Task instructions
Reproduce the listing below in its entirety. Change nothing.

-- BEGIN Material for this task --

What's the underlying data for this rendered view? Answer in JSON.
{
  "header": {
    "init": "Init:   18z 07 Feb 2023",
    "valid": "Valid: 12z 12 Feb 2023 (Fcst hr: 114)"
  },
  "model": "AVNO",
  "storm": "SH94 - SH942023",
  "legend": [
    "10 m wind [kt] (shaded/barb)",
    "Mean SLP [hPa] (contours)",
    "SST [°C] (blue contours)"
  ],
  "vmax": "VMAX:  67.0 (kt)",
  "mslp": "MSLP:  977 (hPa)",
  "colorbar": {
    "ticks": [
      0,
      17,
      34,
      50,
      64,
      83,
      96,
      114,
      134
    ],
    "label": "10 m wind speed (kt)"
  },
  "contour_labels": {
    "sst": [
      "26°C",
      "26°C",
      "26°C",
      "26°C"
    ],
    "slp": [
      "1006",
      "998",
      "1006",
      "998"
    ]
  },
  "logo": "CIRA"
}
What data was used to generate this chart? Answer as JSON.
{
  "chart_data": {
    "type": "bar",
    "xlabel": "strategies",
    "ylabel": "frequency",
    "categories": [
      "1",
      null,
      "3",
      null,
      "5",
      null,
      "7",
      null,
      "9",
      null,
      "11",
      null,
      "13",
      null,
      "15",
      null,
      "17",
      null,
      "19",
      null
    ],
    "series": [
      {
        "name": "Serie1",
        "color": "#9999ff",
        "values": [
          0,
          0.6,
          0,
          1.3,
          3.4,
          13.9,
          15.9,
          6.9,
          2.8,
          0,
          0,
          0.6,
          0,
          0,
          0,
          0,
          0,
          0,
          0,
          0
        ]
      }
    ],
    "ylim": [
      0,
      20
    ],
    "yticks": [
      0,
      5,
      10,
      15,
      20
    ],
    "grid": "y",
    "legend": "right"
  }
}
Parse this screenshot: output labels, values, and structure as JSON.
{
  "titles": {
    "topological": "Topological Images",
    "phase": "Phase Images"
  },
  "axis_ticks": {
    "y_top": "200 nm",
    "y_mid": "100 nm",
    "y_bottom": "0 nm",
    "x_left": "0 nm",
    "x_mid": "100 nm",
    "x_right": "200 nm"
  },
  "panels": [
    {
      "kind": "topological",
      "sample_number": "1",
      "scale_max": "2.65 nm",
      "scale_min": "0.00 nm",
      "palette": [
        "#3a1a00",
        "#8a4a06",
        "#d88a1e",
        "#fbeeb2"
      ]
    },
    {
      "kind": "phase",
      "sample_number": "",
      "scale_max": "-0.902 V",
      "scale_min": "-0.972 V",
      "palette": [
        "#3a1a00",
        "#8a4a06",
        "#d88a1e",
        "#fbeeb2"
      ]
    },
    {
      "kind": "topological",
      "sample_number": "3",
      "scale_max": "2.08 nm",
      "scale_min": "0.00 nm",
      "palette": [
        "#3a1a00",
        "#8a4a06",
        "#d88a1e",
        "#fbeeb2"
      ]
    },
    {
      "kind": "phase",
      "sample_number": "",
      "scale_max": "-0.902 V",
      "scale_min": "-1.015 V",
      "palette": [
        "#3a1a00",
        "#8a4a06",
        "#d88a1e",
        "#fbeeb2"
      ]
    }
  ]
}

-- END Material for this task --

Answer in full
What's the underlying data for this rendered view? Answer in JSON.
{
  "header": {
    "init": "Init:   18z 07 Feb 2023",
    "valid": "Valid: 12z 12 Feb 2023 (Fcst hr: 114)"
  },
  "model": "AVNO",
  "storm": "SH94 - SH942023",
  "legend": [
    "10 m wind [kt] (shaded/barb)",
    "Mean SLP [hPa] (contours)",
    "SST [°C] (blue contours)"
  ],
  "vmax": "VMAX:  67.0 (kt)",
  "mslp": "MSLP:  977 (hPa)",
  "colorbar": {
    "ticks": [
      0,
      17,
      34,
      50,
      64,
      83,
      96,
      114,
      134
    ],
    "label": "10 m wind speed (kt)"
  },
  "contour_labels": {
    "sst": [
      "26°C",
      "26°C",
      "26°C",
      "26°C"
    ],
    "slp": [
      "1006",
      "998",
      "1006",
      "998"
    ]
  },
  "logo": "CIRA"
}
What data was used to generate this chart? Answer as JSON.
{
  "chart_data": {
    "type": "bar",
    "xlabel": "strategies",
    "ylabel": "frequency",
    "categories": [
      "1",
      null,
      "3",
      null,
      "5",
      null,
      "7",
      null,
      "9",
      null,
      "11",
      null,
      "13",
      null,
      "15",
      null,
      "17",
      null,
      "19",
      null
    ],
    "series": [
      {
        "name": "Serie1",
        "color": "#9999ff",
        "values": [
          0,
          0.6,
          0,
          1.3,
          3.4,
          13.9,
          15.9,
          6.9,
          2.8,
          0,
          0,
          0.6,
          0,
          0,
          0,
          0,
          0,
          0,
          0,
          0
        ]
      }
    ],
    "ylim": [
      0,
      20
    ],
    "yticks": [
      0,
      5,
      10,
      15,
      20
    ],
    "grid": "y",
    "legend": "right"
  }
}
Parse this screenshot: output labels, values, and structure as JSON.
{
  "titles": {
    "topological": "Topological Images",
    "phase": "Phase Images"
  },
  "axis_ticks": {
    "y_top": "200 nm",
    "y_mid": "100 nm",
    "y_bottom": "0 nm",
    "x_left": "0 nm",
    "x_mid": "100 nm",
    "x_right": "200 nm"
  },
  "panels": [
    {
      "kind": "topological",
      "sample_number": "1",
      "scale_max": "2.65 nm",
      "scale_min": "0.00 nm",
      "palette": [
        "#3a1a00",
        "#8a4a06",
        "#d88a1e",
        "#fbeeb2"
      ]
    },
    {
      "kind": "phase",
      "sample_number": "",
      "scale_max": "-0.902 V",
      "scale_min": "-0.972 V",
      "palette": [
        "#3a1a00",
        "#8a4a06",
        "#d88a1e",
        "#fbeeb2"
      ]
    },
    {
      "kind": "topological",
      "sample_number": "3",
      "scale_max": "2.08 nm",
      "scale_min": "0.00 nm",
      "palette": [
        "#3a1a00",
        "#8a4a06",
        "#d88a1e",
        "#fbeeb2"
      ]
    },
    {
      "kind": "phase",
      "sample_number": "",
      "scale_max": "-0.902 V",
      "scale_min": "-1.015 V",
      "palette": [
        "#3a1a00",
        "#8a4a06",
        "#d88a1e",
        "#fbeeb2"
      ]
    }
  ]
}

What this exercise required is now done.